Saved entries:
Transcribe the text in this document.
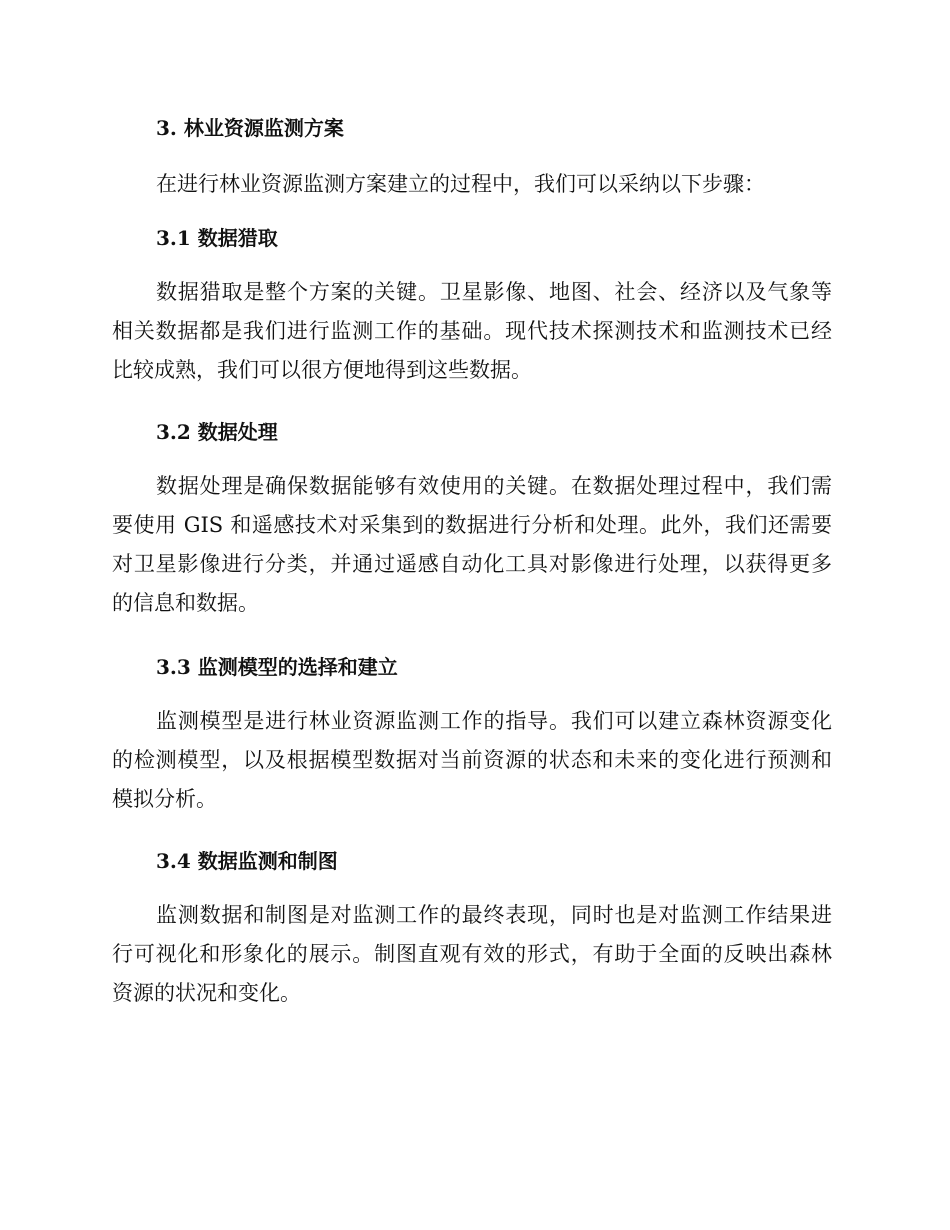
3. 林业资源监测方案
在进行林业资源监测方案建立的过程中，我们可以采纳以下步骤：
3.1 数据猎取
数据猎取是整个方案的关键。卫星影像、地图、社会、经济以及气象等
相关数据都是我们进行监测工作的基础。现代技术探测技术和监测技术已经
比较成熟，我们可以很方便地得到这些数据。
3.2 数据处理
数据处理是确保数据能够有效使用的关键。在数据处理过程中，我们需
要使用 GIS 和遥感技术对采集到的数据进行分析和处理。此外，我们还需要
对卫星影像进行分类，并通过遥感自动化工具对影像进行处理，以获得更多
的信息和数据。
3.3 监测模型的选择和建立
监测模型是进行林业资源监测工作的指导。我们可以建立森林资源变化
的检测模型，以及根据模型数据对当前资源的状态和未来的变化进行预测和
模拟分析。
3.4 数据监测和制图
监测数据和制图是对监测工作的最终表现，同时也是对监测工作结果进
行可视化和形象化的展示。制图直观有效的形式，有助于全面的反映出森林
资源的状况和变化。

Job:
Omit the pictures and give the material again, exactly and in full.

Solution for this problem:
Transcribe the text in this document.
3. 林业资源监测方案
在进行林业资源监测方案建立的过程中，我们可以采纳以下步骤：
3.1 数据猎取
数据猎取是整个方案的关键。卫星影像、地图、社会、经济以及气象等
相关数据都是我们进行监测工作的基础。现代技术探测技术和监测技术已经
比较成熟，我们可以很方便地得到这些数据。
3.2 数据处理
数据处理是确保数据能够有效使用的关键。在数据处理过程中，我们需
要使用 GIS 和遥感技术对采集到的数据进行分析和处理。此外，我们还需要
对卫星影像进行分类，并通过遥感自动化工具对影像进行处理，以获得更多
的信息和数据。
3.3 监测模型的选择和建立
监测模型是进行林业资源监测工作的指导。我们可以建立森林资源变化
的检测模型，以及根据模型数据对当前资源的状态和未来的变化进行预测和
模拟分析。
3.4 数据监测和制图
监测数据和制图是对监测工作的最终表现，同时也是对监测工作结果进
行可视化和形象化的展示。制图直观有效的形式，有助于全面的反映出森林
资源的状况和变化。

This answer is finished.